Extracted records:

◆ ◆ ◆ ◆

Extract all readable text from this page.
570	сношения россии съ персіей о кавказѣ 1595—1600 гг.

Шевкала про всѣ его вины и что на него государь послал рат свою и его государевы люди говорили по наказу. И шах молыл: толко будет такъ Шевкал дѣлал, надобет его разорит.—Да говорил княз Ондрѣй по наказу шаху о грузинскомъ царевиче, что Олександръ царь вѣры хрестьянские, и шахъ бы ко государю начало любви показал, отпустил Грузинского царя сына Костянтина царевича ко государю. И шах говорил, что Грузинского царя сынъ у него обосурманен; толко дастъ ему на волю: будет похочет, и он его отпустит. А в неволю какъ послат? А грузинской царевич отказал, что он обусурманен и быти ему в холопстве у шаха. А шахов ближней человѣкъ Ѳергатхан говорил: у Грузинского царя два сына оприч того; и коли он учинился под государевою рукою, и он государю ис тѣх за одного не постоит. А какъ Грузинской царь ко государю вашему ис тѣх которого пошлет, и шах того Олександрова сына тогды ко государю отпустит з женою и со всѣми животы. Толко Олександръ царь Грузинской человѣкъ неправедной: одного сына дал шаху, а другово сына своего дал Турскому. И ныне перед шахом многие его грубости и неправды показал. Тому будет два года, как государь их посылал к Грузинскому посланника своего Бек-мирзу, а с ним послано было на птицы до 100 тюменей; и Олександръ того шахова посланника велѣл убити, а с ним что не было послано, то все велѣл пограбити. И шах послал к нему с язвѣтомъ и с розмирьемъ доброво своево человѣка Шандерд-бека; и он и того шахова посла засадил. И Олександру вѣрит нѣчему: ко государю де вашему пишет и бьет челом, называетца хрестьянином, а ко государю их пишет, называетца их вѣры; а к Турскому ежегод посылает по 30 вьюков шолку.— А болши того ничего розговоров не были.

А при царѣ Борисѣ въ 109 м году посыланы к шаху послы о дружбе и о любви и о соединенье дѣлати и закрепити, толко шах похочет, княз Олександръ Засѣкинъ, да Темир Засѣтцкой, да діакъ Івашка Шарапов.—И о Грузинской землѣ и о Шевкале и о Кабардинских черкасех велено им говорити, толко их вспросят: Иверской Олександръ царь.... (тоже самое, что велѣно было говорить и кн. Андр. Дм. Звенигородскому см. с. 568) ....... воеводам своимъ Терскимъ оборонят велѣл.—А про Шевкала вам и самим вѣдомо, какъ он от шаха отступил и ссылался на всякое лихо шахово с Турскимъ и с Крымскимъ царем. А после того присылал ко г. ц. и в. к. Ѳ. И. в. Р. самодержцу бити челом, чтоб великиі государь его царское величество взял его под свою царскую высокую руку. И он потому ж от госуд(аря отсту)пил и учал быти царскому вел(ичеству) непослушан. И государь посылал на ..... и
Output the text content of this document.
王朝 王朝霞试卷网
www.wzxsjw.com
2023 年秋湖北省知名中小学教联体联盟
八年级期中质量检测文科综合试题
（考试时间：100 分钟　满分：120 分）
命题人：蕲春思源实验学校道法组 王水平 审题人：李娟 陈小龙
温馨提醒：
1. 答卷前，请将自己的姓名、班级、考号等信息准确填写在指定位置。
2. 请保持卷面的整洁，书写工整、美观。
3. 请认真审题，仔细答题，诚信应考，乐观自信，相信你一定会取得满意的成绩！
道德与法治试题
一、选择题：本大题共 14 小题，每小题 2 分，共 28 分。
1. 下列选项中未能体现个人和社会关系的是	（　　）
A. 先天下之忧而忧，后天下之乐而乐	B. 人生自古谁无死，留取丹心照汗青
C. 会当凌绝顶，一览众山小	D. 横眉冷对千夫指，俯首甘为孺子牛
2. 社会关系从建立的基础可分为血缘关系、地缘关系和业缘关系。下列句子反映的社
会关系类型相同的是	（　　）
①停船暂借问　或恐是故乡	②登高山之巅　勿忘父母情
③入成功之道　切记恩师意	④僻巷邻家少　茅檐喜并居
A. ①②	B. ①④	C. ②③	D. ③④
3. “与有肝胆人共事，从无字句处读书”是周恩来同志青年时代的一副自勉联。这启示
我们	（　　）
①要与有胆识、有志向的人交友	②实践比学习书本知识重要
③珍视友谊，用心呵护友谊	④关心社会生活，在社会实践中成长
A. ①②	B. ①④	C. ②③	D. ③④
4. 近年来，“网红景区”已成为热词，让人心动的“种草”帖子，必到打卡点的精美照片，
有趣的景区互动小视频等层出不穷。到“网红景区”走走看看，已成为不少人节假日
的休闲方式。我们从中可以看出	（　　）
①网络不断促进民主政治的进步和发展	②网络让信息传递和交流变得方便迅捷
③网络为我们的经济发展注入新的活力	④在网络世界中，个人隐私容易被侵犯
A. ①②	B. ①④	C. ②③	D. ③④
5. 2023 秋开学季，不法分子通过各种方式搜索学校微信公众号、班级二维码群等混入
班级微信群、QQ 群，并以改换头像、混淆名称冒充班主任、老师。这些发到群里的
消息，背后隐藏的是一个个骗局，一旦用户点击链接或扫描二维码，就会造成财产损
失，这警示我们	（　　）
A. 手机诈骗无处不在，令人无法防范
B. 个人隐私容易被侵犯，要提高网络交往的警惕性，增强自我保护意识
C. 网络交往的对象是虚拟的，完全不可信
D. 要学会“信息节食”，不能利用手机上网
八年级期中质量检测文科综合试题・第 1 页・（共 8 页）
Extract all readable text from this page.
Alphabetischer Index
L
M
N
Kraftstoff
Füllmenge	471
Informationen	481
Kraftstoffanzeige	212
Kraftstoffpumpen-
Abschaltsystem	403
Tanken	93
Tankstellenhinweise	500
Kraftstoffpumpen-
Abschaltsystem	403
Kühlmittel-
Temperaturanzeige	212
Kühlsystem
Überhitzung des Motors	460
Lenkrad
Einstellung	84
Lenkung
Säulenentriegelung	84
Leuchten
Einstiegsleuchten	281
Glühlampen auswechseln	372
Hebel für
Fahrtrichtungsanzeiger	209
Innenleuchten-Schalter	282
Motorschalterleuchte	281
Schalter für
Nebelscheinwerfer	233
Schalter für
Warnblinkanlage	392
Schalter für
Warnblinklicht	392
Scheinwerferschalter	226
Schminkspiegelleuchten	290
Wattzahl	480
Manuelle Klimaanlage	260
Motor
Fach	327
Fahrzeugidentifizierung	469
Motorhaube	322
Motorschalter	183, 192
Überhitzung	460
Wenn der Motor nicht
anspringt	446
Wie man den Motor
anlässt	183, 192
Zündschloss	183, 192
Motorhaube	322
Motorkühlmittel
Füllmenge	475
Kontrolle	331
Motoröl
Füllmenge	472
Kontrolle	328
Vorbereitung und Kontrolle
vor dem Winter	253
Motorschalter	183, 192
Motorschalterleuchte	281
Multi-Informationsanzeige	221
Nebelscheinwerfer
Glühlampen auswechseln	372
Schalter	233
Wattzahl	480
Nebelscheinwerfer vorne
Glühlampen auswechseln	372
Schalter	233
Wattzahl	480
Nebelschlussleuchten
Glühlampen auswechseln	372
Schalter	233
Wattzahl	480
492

◆ ◆ ◆ ◆

PROMPT:
Repeat the whole listing exactly, keeping every line intact.

REPLY TO THE EXERCISE:
Extract all readable text from this page.
570	сношения россии съ персіей о кавказѣ 1595—1600 гг.

Шевкала про всѣ его вины и что на него государь послал рат свою и его государевы люди говорили по наказу. И шах молыл: толко будет такъ Шевкал дѣлал, надобет его разорит.—Да говорил княз Ондрѣй по наказу шаху о грузинскомъ царевиче, что Олександръ царь вѣры хрестьянские, и шахъ бы ко государю начало любви показал, отпустил Грузинского царя сына Костянтина царевича ко государю. И шах говорил, что Грузинского царя сынъ у него обосурманен; толко дастъ ему на волю: будет похочет, и он его отпустит. А в неволю какъ послат? А грузинской царевич отказал, что он обусурманен и быти ему в холопстве у шаха. А шахов ближней человѣкъ Ѳергатхан говорил: у Грузинского царя два сына оприч того; и коли он учинился под государевою рукою, и он государю ис тѣх за одного не постоит. А какъ Грузинской царь ко государю вашему ис тѣх которого пошлет, и шах того Олександрова сына тогды ко государю отпустит з женою и со всѣми животы. Толко Олександръ царь Грузинской человѣкъ неправедной: одного сына дал шаху, а другово сына своего дал Турскому. И ныне перед шахом многие его грубости и неправды показал. Тому будет два года, как государь их посылал к Грузинскому посланника своего Бек-мирзу, а с ним послано было на птицы до 100 тюменей; и Олександръ того шахова посланника велѣл убити, а с ним что не было послано, то все велѣл пограбити. И шах послал к нему с язвѣтомъ и с розмирьемъ доброво своево человѣка Шандерд-бека; и он и того шахова посла засадил. И Олександру вѣрит нѣчему: ко государю де вашему пишет и бьет челом, называетца хрестьянином, а ко государю их пишет, называетца их вѣры; а к Турскому ежегод посылает по 30 вьюков шолку.— А болши того ничего розговоров не были.

А при царѣ Борисѣ въ 109 м году посыланы к шаху послы о дружбе и о любви и о соединенье дѣлати и закрепити, толко шах похочет, княз Олександръ Засѣкинъ, да Темир Засѣтцкой, да діакъ Івашка Шарапов.—И о Грузинской землѣ и о Шевкале и о Кабардинских черкасех велено им говорити, толко их вспросят: Иверской Олександръ царь.... (тоже самое, что велѣно было говорить и кн. Андр. Дм. Звенигородскому см. с. 568) ....... воеводам своимъ Терскимъ оборонят велѣл.—А про Шевкала вам и самим вѣдомо, какъ он от шаха отступил и ссылался на всякое лихо шахово с Турскимъ и с Крымскимъ царем. А после того присылал ко г. ц. и в. к. Ѳ. И. в. Р. самодержцу бити челом, чтоб великиі государь его царское величество взял его под свою царскую высокую руку. И он потому ж от госуд(аря отсту)пил и учал быти царскому вел(ичеству) непослушан. И государь посылал на ..... и
Output the text content of this document.
王朝 王朝霞试卷网
www.wzxsjw.com
2023 年秋湖北省知名中小学教联体联盟
八年级期中质量检测文科综合试题
（考试时间：100 分钟　满分：120 分）
命题人：蕲春思源实验学校道法组 王水平 审题人：李娟 陈小龙
温馨提醒：
1. 答卷前，请将自己的姓名、班级、考号等信息准确填写在指定位置。
2. 请保持卷面的整洁，书写工整、美观。
3. 请认真审题，仔细答题，诚信应考，乐观自信，相信你一定会取得满意的成绩！
道德与法治试题
一、选择题：本大题共 14 小题，每小题 2 分，共 28 分。
1. 下列选项中未能体现个人和社会关系的是	（　　）
A. 先天下之忧而忧，后天下之乐而乐	B. 人生自古谁无死，留取丹心照汗青
C. 会当凌绝顶，一览众山小	D. 横眉冷对千夫指，俯首甘为孺子牛
2. 社会关系从建立的基础可分为血缘关系、地缘关系和业缘关系。下列句子反映的社
会关系类型相同的是	（　　）
①停船暂借问　或恐是故乡	②登高山之巅　勿忘父母情
③入成功之道　切记恩师意	④僻巷邻家少　茅檐喜并居
A. ①②	B. ①④	C. ②③	D. ③④
3. “与有肝胆人共事，从无字句处读书”是周恩来同志青年时代的一副自勉联。这启示
我们	（　　）
①要与有胆识、有志向的人交友	②实践比学习书本知识重要
③珍视友谊，用心呵护友谊	④关心社会生活，在社会实践中成长
A. ①②	B. ①④	C. ②③	D. ③④
4. 近年来，“网红景区”已成为热词，让人心动的“种草”帖子，必到打卡点的精美照片，
有趣的景区互动小视频等层出不穷。到“网红景区”走走看看，已成为不少人节假日
的休闲方式。我们从中可以看出	（　　）
①网络不断促进民主政治的进步和发展	②网络让信息传递和交流变得方便迅捷
③网络为我们的经济发展注入新的活力	④在网络世界中，个人隐私容易被侵犯
A. ①②	B. ①④	C. ②③	D. ③④
5. 2023 秋开学季，不法分子通过各种方式搜索学校微信公众号、班级二维码群等混入
班级微信群、QQ 群，并以改换头像、混淆名称冒充班主任、老师。这些发到群里的
消息，背后隐藏的是一个个骗局，一旦用户点击链接或扫描二维码，就会造成财产损
失，这警示我们	（　　）
A. 手机诈骗无处不在，令人无法防范
B. 个人隐私容易被侵犯，要提高网络交往的警惕性，增强自我保护意识
C. 网络交往的对象是虚拟的，完全不可信
D. 要学会“信息节食”，不能利用手机上网
八年级期中质量检测文科综合试题・第 1 页・（共 8 页）
Extract all readable text from this page.
Alphabetischer Index
L
M
N
Kraftstoff
Füllmenge	471
Informationen	481
Kraftstoffanzeige	212
Kraftstoffpumpen-
Abschaltsystem	403
Tanken	93
Tankstellenhinweise	500
Kraftstoffpumpen-
Abschaltsystem	403
Kühlmittel-
Temperaturanzeige	212
Kühlsystem
Überhitzung des Motors	460
Lenkrad
Einstellung	84
Lenkung
Säulenentriegelung	84
Leuchten
Einstiegsleuchten	281
Glühlampen auswechseln	372
Hebel für
Fahrtrichtungsanzeiger	209
Innenleuchten-Schalter	282
Motorschalterleuchte	281
Schalter für
Nebelscheinwerfer	233
Schalter für
Warnblinkanlage	392
Schalter für
Warnblinklicht	392
Scheinwerferschalter	226
Schminkspiegelleuchten	290
Wattzahl	480
Manuelle Klimaanlage	260
Motor
Fach	327
Fahrzeugidentifizierung	469
Motorhaube	322
Motorschalter	183, 192
Überhitzung	460
Wenn der Motor nicht
anspringt	446
Wie man den Motor
anlässt	183, 192
Zündschloss	183, 192
Motorhaube	322
Motorkühlmittel
Füllmenge	475
Kontrolle	331
Motoröl
Füllmenge	472
Kontrolle	328
Vorbereitung und Kontrolle
vor dem Winter	253
Motorschalter	183, 192
Motorschalterleuchte	281
Multi-Informationsanzeige	221
Nebelscheinwerfer
Glühlampen auswechseln	372
Schalter	233
Wattzahl	480
Nebelscheinwerfer vorne
Glühlampen auswechseln	372
Schalter	233
Wattzahl	480
Nebelschlussleuchten
Glühlampen auswechseln	372
Schalter	233
Wattzahl	480
492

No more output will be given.